::: Supplied entries

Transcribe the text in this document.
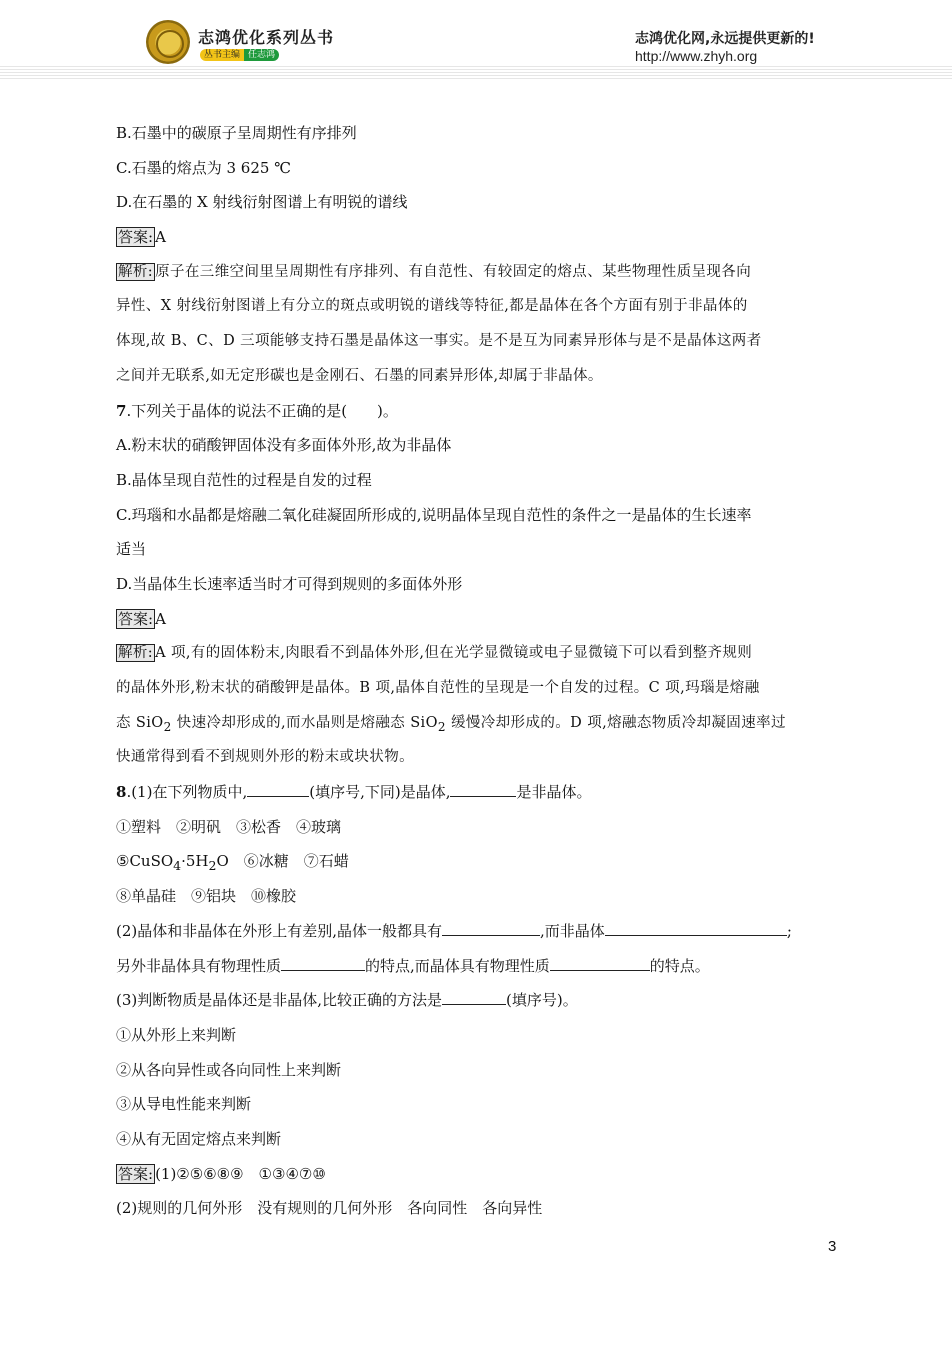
志鸿优化系列丛书
丛书主编 任志鸿
志鸿优化网,永远提供更新的!
http://www.zhyh.org
B.石墨中的碳原子呈周期性有序排列
C.石墨的熔点为 3 625 ℃
D.在石墨的 X 射线衍射图谱上有明锐的谱线
答案: A
解析: 原子在三维空间里呈周期性有序排列、有自范性、有较固定的熔点、某些物理性质呈现各向
异性、X 射线衍射图谱上有分立的斑点或明锐的谱线等特征,都是晶体在各个方面有别于非晶体的
体现,故 B、C、D 三项能够支持石墨是晶体这一事实。是不是互为同素异形体与是不是晶体这两者
之间并无联系,如无定形碳也是金刚石、石墨的同素异形体,却属于非晶体。
7.下列关于晶体的说法不正确的是(　　)。
A.粉末状的硝酸钾固体没有多面体外形,故为非晶体
B.晶体呈现自范性的过程是自发的过程
C.玛瑙和水晶都是熔融二氧化硅凝固所形成的,说明晶体呈现自范性的条件之一是晶体的生长速率
适当
D.当晶体生长速率适当时才可得到规则的多面体外形
答案: A
解析: A 项,有的固体粉末,肉眼看不到晶体外形,但在光学显微镜或电子显微镜下可以看到整齐规则
的晶体外形,粉末状的硝酸钾是晶体。B 项,晶体自范性的呈现是一个自发的过程。C 项,玛瑙是熔融
态 SiO$_2$ 快速冷却形成的,而水晶则是熔融态 SiO$_2$ 缓慢冷却形成的。D 项,熔融态物质冷却凝固速率过
快通常得到看不到规则外形的粉末或块状物。
8.(1)在下列物质中,	(填序号,下同)是晶体,	是非晶体。
①塑料　②明矾　③松香　④玻璃
$⑤CuSO_4\cdot 5H_2O$　⑥冰糖　⑦石蜡
⑧单晶硅　⑨铝块　⑩橡胶
(2)晶体和非晶体在外形上有差别,晶体一般都具有	,而非晶体	;
另外非晶体具有物理性质	的特点,而晶体具有物理性质	的特点。
(3)判断物质是晶体还是非晶体,比较正确的方法是	(填序号)。
①从外形上来判断
②从各向异性或各向同性上来判断
③从导电性能来判断
④从有无固定熔点来判断
答案: (1)②⑤⑥⑧⑨　①③④⑦⑩
(2)规则的几何外形　没有规则的几何外形　各向同性　各向异性
3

::::::

Goal of the exercise: Quote everything in the listing above exactly; pictures are the only thing to omit.

Worked answer:
Transcribe the text in this document.
志鸿优化系列丛书
丛书主编 任志鸿
志鸿优化网,永远提供更新的!
http://www.zhyh.org
B.石墨中的碳原子呈周期性有序排列
C.石墨的熔点为 3 625 ℃
D.在石墨的 X 射线衍射图谱上有明锐的谱线
答案: A
解析: 原子在三维空间里呈周期性有序排列、有自范性、有较固定的熔点、某些物理性质呈现各向
异性、X 射线衍射图谱上有分立的斑点或明锐的谱线等特征,都是晶体在各个方面有别于非晶体的
体现,故 B、C、D 三项能够支持石墨是晶体这一事实。是不是互为同素异形体与是不是晶体这两者
之间并无联系,如无定形碳也是金刚石、石墨的同素异形体,却属于非晶体。
7.下列关于晶体的说法不正确的是(　　)。
A.粉末状的硝酸钾固体没有多面体外形,故为非晶体
B.晶体呈现自范性的过程是自发的过程
C.玛瑙和水晶都是熔融二氧化硅凝固所形成的,说明晶体呈现自范性的条件之一是晶体的生长速率
适当
D.当晶体生长速率适当时才可得到规则的多面体外形
答案: A
解析: A 项,有的固体粉末,肉眼看不到晶体外形,但在光学显微镜或电子显微镜下可以看到整齐规则
的晶体外形,粉末状的硝酸钾是晶体。B 项,晶体自范性的呈现是一个自发的过程。C 项,玛瑙是熔融
态 SiO$_2$ 快速冷却形成的,而水晶则是熔融态 SiO$_2$ 缓慢冷却形成的。D 项,熔融态物质冷却凝固速率过
快通常得到看不到规则外形的粉末或块状物。
8.(1)在下列物质中,	(填序号,下同)是晶体,	是非晶体。
①塑料　②明矾　③松香　④玻璃
$⑤CuSO_4\cdot 5H_2O$　⑥冰糖　⑦石蜡
⑧单晶硅　⑨铝块　⑩橡胶
(2)晶体和非晶体在外形上有差别,晶体一般都具有	,而非晶体	;
另外非晶体具有物理性质	的特点,而晶体具有物理性质	的特点。
(3)判断物质是晶体还是非晶体,比较正确的方法是	(填序号)。
①从外形上来判断
②从各向异性或各向同性上来判断
③从导电性能来判断
④从有无固定熔点来判断
答案: (1)②⑤⑥⑧⑨　①③④⑦⑩
(2)规则的几何外形　没有规则的几何外形　各向同性　各向异性
3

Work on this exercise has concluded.